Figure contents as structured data

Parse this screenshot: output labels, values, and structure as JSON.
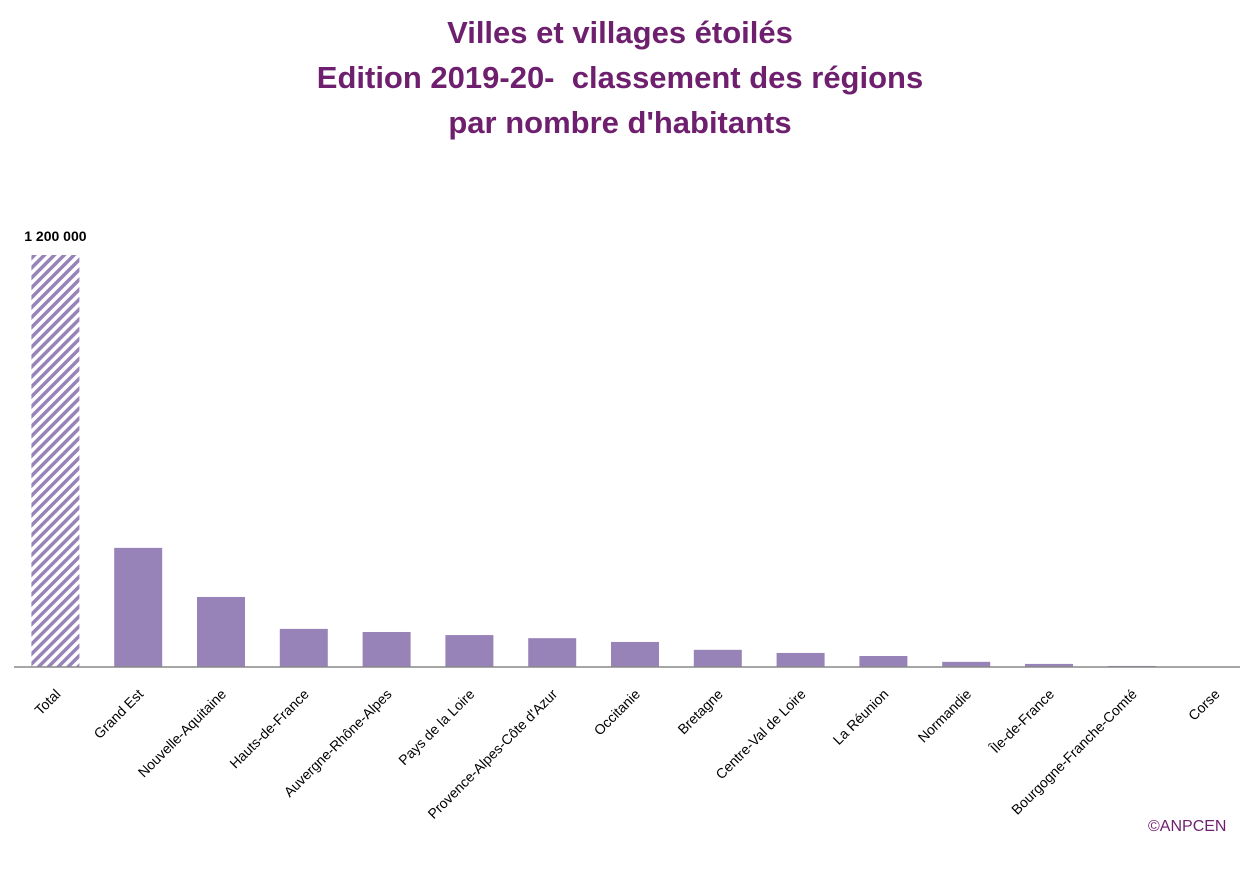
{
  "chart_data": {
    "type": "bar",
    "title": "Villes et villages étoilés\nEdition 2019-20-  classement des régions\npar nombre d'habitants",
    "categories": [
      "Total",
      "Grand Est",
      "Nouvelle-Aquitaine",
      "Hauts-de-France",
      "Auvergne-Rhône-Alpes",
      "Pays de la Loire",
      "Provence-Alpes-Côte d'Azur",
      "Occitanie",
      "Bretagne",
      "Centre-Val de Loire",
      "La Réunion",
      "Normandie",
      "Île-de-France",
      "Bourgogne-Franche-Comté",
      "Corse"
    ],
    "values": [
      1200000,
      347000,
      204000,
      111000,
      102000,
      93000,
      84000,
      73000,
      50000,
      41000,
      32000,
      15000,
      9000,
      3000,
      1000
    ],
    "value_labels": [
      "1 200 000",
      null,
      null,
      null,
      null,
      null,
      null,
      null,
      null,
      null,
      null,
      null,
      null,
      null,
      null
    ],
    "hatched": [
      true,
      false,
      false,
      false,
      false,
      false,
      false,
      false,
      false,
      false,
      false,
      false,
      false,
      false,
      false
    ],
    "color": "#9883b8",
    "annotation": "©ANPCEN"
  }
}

Short problem
Every record above should be transcribed exactly; the pictures stay out of the copy.

Expected output
Parse this screenshot: output labels, values, and structure as JSON.
{
  "chart_data": {
    "type": "bar",
    "title": "Villes et villages étoilés\nEdition 2019-20-  classement des régions\npar nombre d'habitants",
    "categories": [
      "Total",
      "Grand Est",
      "Nouvelle-Aquitaine",
      "Hauts-de-France",
      "Auvergne-Rhône-Alpes",
      "Pays de la Loire",
      "Provence-Alpes-Côte d'Azur",
      "Occitanie",
      "Bretagne",
      "Centre-Val de Loire",
      "La Réunion",
      "Normandie",
      "Île-de-France",
      "Bourgogne-Franche-Comté",
      "Corse"
    ],
    "values": [
      1200000,
      347000,
      204000,
      111000,
      102000,
      93000,
      84000,
      73000,
      50000,
      41000,
      32000,
      15000,
      9000,
      3000,
      1000
    ],
    "value_labels": [
      "1 200 000",
      null,
      null,
      null,
      null,
      null,
      null,
      null,
      null,
      null,
      null,
      null,
      null,
      null,
      null
    ],
    "hatched": [
      true,
      false,
      false,
      false,
      false,
      false,
      false,
      false,
      false,
      false,
      false,
      false,
      false,
      false,
      false
    ],
    "color": "#9883b8",
    "annotation": "©ANPCEN"
  }
}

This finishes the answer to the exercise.